> _RECORDS_:
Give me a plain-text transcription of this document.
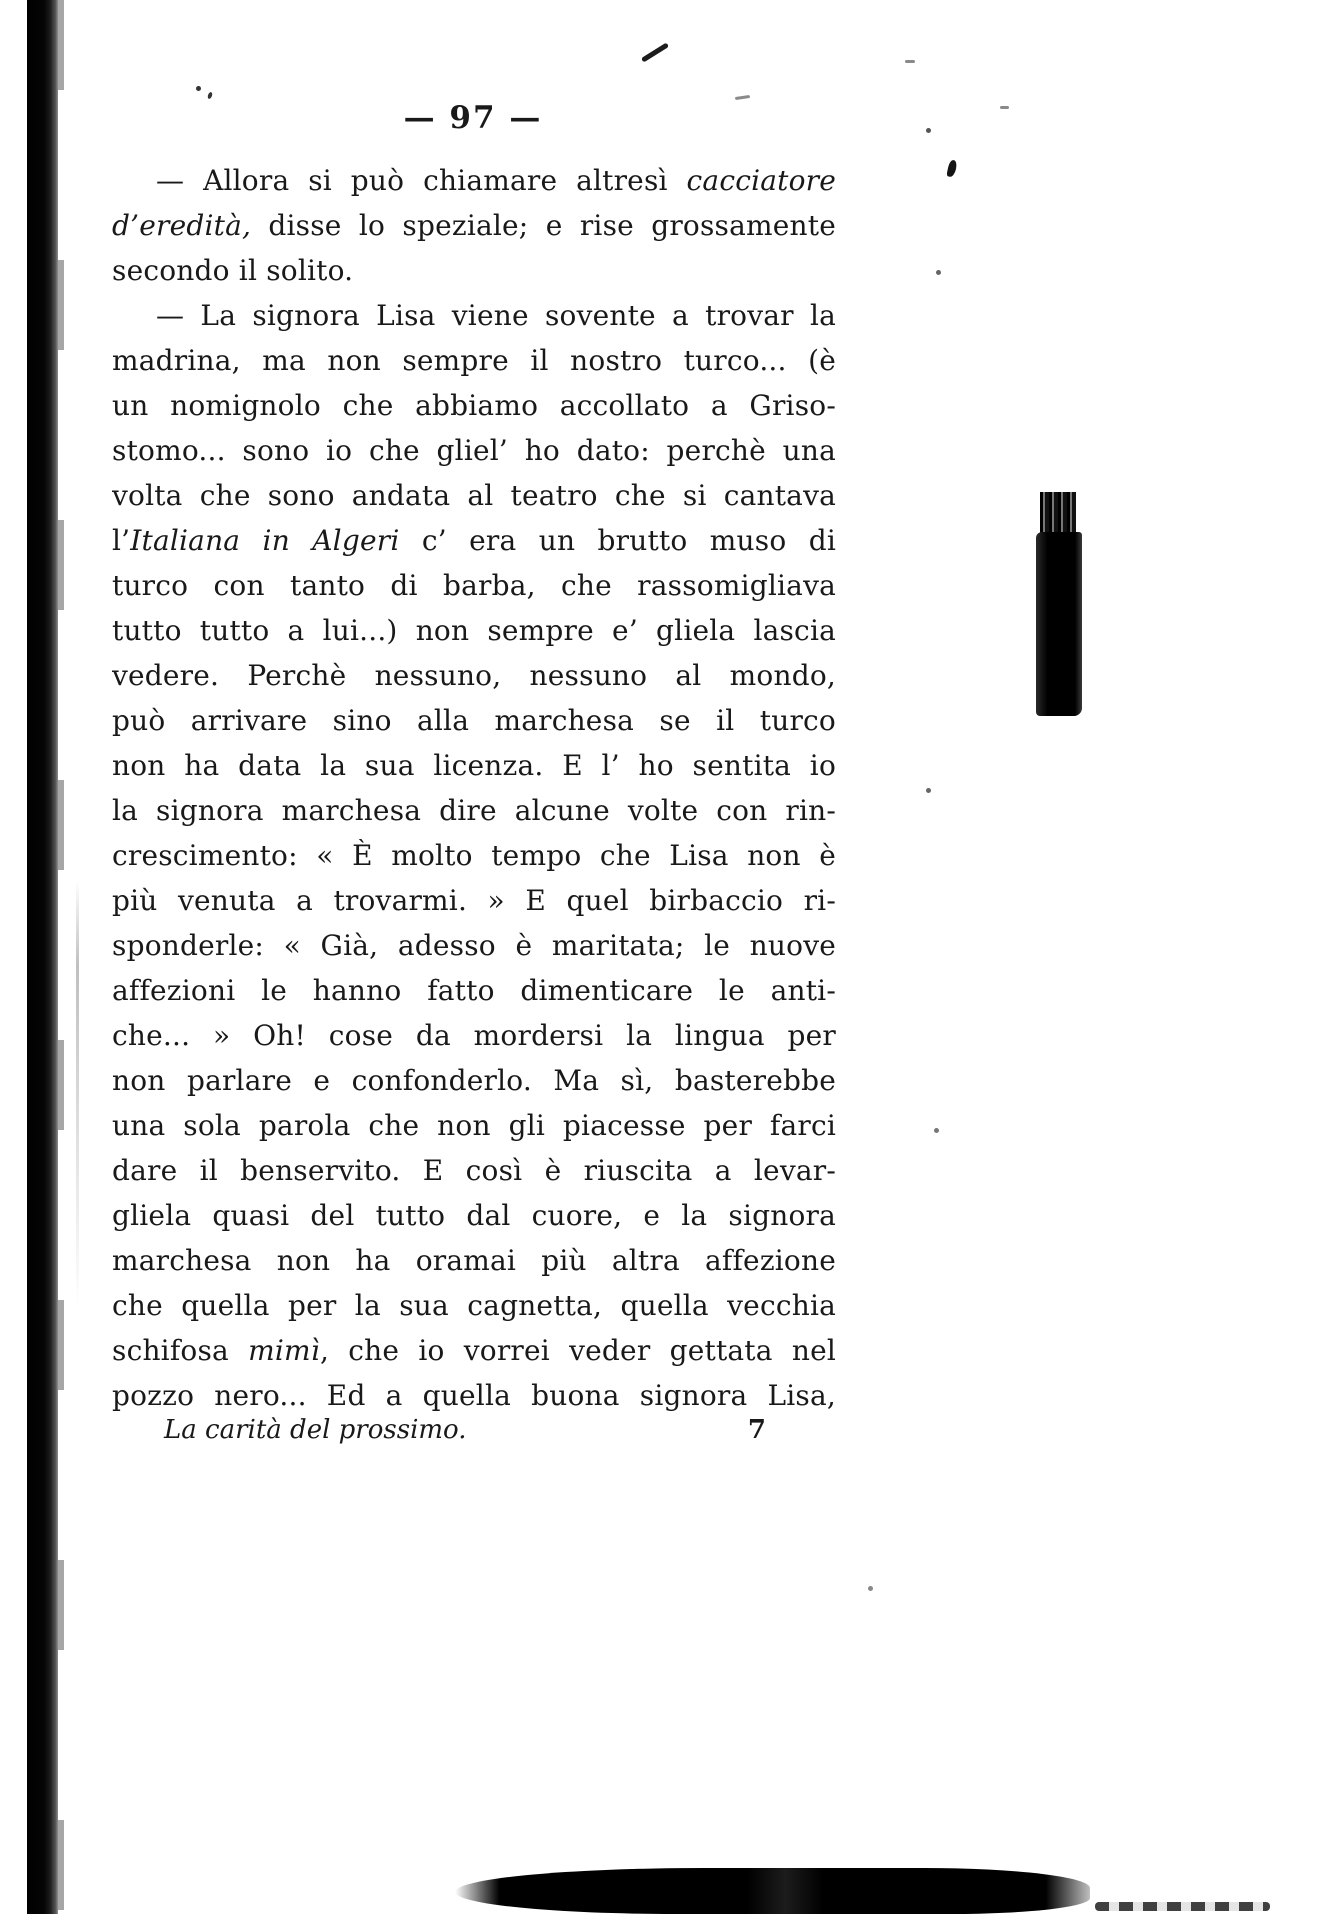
— 97 —
— Allora si può chiamare altresì cacciatore
d’eredità, disse lo speziale; e rise grossamente
secondo il solito.
— La signora Lisa viene sovente a trovar la
madrina, ma non sempre il nostro turco... (è
un nomignolo che abbiamo accollato a Griso-
stomo... sono io che gliel’ ho dato: perchè una
volta che sono andata al teatro che si cantava
l’Italiana in Algeri c’ era un brutto muso di
turco con tanto di barba, che rassomigliava
tutto tutto a lui...) non sempre e’ gliela lascia
vedere. Perchè nessuno, nessuno al mondo,
può arrivare sino alla marchesa se il turco
non ha data la sua licenza. E l’ ho sentita io
la signora marchesa dire alcune volte con rin-
crescimento: « È molto tempo che Lisa non è
più venuta a trovarmi. » E quel birbaccio ri-
sponderle: « Già, adesso è maritata; le nuove
affezioni le hanno fatto dimenticare le anti-
che... » Oh! cose da mordersi la lingua per
non parlare e confonderlo. Ma sì, basterebbe
una sola parola che non gli piacesse per farci
dare il benservito. E così è riuscita a levar-
gliela quasi del tutto dal cuore, e la signora
marchesa non ha oramai più altra affezione
che quella per la sua cagnetta, quella vecchia
schifosa mimì, che io vorrei veder gettata nel
pozzo nero... Ed a quella buona signora Lisa,
La carità del prossimo.	7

> _WORK INSTRUCTIONS_: Reproduce the entries above word for word. Pictures stay out.

> _IN RESPONSE_:
Give me a plain-text transcription of this document.
— 97 —
— Allora si può chiamare altresì cacciatore
d’eredità, disse lo speziale; e rise grossamente
secondo il solito.
— La signora Lisa viene sovente a trovar la
madrina, ma non sempre il nostro turco... (è
un nomignolo che abbiamo accollato a Griso-
stomo... sono io che gliel’ ho dato: perchè una
volta che sono andata al teatro che si cantava
l’Italiana in Algeri c’ era un brutto muso di
turco con tanto di barba, che rassomigliava
tutto tutto a lui...) non sempre e’ gliela lascia
vedere. Perchè nessuno, nessuno al mondo,
può arrivare sino alla marchesa se il turco
non ha data la sua licenza. E l’ ho sentita io
la signora marchesa dire alcune volte con rin-
crescimento: « È molto tempo che Lisa non è
più venuta a trovarmi. » E quel birbaccio ri-
sponderle: « Già, adesso è maritata; le nuove
affezioni le hanno fatto dimenticare le anti-
che... » Oh! cose da mordersi la lingua per
non parlare e confonderlo. Ma sì, basterebbe
una sola parola che non gli piacesse per farci
dare il benservito. E così è riuscita a levar-
gliela quasi del tutto dal cuore, e la signora
marchesa non ha oramai più altra affezione
che quella per la sua cagnetta, quella vecchia
schifosa mimì, che io vorrei veder gettata nel
pozzo nero... Ed a quella buona signora Lisa,
La carità del prossimo.	7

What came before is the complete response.